# PROBLEM REQUIREMENTS
Which lines below include "such"? Copy them all.

── PROVIDED MATERIAL ──

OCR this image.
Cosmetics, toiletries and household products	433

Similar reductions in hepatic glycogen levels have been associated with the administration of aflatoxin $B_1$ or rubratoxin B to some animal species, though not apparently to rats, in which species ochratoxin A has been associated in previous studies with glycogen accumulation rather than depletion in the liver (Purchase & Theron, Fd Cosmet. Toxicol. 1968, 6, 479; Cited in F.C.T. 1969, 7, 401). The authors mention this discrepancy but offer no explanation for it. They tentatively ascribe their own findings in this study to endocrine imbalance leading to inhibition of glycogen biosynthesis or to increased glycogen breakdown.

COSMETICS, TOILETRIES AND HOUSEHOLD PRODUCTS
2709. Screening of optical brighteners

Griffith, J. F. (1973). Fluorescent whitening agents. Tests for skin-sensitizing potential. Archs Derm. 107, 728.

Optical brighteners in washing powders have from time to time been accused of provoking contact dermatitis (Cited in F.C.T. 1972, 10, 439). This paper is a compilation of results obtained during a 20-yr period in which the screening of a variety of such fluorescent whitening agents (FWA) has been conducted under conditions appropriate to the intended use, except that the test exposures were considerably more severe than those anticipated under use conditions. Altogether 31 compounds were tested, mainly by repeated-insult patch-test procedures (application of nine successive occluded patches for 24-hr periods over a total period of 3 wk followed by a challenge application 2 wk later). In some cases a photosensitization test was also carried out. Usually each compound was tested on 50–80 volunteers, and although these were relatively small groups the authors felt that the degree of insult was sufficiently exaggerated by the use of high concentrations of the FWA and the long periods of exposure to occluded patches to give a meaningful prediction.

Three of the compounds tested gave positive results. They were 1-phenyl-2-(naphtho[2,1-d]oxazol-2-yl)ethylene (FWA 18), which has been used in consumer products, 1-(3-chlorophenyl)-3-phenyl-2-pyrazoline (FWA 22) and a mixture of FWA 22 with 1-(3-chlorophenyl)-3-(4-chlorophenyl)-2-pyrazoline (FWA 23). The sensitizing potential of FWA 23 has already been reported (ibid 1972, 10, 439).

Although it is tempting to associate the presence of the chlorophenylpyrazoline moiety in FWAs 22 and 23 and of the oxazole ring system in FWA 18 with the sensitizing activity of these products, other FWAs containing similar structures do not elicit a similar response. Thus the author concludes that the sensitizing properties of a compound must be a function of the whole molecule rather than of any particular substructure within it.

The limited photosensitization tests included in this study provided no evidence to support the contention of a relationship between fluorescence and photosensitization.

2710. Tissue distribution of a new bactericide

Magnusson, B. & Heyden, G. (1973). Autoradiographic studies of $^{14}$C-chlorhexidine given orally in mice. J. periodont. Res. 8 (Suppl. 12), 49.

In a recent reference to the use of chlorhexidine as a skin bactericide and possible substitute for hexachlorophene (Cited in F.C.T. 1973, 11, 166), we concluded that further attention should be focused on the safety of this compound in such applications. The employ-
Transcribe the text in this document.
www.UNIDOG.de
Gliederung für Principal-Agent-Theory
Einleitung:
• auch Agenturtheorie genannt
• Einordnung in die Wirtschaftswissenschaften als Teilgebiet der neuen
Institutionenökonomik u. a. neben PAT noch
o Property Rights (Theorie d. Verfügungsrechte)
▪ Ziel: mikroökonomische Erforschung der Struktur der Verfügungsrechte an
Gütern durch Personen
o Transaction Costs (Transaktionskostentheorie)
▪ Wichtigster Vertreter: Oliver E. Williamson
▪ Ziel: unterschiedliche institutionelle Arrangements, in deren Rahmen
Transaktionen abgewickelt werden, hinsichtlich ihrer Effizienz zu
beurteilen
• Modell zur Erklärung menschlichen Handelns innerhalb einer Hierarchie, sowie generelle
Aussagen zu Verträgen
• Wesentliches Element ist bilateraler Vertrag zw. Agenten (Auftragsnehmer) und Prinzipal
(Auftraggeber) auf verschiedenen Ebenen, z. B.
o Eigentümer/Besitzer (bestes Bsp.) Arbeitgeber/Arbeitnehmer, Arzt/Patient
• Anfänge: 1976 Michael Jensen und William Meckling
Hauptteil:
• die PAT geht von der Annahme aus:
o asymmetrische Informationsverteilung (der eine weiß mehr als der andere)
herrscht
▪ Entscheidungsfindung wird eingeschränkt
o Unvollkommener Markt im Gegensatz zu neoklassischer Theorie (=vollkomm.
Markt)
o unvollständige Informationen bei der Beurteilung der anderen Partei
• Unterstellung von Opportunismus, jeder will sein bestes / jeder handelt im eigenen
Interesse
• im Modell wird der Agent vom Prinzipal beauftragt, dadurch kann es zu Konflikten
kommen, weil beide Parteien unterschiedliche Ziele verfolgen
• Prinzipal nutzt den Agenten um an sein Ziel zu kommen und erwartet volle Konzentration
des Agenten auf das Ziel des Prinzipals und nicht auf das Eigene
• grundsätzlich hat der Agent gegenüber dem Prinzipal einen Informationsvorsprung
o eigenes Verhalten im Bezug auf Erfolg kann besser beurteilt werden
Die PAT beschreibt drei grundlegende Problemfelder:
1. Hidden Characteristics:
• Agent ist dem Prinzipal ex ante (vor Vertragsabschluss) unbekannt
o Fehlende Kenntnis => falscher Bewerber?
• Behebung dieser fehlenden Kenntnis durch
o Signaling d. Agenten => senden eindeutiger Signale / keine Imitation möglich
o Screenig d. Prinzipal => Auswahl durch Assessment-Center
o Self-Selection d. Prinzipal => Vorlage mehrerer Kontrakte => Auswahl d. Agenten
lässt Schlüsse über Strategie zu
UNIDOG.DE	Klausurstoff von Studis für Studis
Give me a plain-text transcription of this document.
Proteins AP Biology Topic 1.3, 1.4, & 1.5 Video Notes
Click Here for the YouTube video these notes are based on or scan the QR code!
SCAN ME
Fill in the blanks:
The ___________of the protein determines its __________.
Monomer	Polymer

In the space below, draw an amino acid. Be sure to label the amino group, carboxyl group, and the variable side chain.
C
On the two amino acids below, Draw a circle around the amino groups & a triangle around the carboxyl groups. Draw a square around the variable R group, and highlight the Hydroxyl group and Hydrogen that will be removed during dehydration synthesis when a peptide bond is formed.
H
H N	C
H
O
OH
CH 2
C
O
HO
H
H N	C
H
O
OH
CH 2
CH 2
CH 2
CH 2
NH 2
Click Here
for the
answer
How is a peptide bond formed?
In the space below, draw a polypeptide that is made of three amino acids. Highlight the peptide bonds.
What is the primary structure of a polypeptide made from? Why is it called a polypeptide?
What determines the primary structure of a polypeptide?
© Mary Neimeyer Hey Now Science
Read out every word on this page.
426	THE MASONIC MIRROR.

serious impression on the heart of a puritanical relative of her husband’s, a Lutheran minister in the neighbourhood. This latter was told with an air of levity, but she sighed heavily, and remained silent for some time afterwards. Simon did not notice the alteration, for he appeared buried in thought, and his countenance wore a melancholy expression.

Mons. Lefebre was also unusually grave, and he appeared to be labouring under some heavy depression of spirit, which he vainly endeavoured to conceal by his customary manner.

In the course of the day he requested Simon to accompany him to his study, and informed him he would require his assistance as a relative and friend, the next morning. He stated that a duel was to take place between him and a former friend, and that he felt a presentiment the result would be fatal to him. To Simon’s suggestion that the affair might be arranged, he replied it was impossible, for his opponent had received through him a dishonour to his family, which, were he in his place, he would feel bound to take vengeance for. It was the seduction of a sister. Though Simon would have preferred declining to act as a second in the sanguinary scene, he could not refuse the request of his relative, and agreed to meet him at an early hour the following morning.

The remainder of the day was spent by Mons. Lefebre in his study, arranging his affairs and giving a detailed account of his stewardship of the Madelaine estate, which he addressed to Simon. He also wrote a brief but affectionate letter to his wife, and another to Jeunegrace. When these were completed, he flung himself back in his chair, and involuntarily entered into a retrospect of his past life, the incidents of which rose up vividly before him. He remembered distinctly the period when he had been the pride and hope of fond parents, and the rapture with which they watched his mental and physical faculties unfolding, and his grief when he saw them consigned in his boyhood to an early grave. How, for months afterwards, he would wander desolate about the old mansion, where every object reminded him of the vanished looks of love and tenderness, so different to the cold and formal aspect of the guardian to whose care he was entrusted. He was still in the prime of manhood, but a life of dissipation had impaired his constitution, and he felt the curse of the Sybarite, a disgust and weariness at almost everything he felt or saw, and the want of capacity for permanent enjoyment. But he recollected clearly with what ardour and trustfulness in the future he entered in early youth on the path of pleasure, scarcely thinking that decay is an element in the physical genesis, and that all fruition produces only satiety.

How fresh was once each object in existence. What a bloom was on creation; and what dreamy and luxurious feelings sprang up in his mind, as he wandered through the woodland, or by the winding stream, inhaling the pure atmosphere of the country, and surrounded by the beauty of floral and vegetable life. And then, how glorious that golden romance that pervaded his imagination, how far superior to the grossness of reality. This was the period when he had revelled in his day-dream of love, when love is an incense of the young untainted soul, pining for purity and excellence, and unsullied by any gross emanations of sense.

───

# RESPONSE AREA
Optical brighteners in washing powders have from time to time been accused of provoking contact dermatitis (Cited in F.C.T. 1972, 10, 439). This paper is a compilation of results obtained during a 20-yr period in which the screening of a variety of such fluorescent whitening agents (FWA) has been conducted under conditions appropriate to the intended use, except that the test exposures were considerably more severe than those anticipated under use conditions. Altogether 31 compounds were tested, mainly by repeated-insult patch-test procedures (application of nine successive occluded patches for 24-hr periods over a total period of 3 wk followed by a challenge application 2 wk later). In some cases a photosensitization test was also carried out. Usually each compound was tested on 50–80 volunteers, and although these were relatively small groups the authors felt that the degree of insult was sufficiently exaggerated by the use of high concentrations of the FWA and the long periods of exposure to occluded patches to give a meaningful prediction.
In a recent reference to the use of chlorhexidine as a skin bactericide and possible substitute for hexachlorophene (Cited in F.C.T. 1973, 11, 166), we concluded that further attention should be focused on the safety of this compound in such applications. The employ-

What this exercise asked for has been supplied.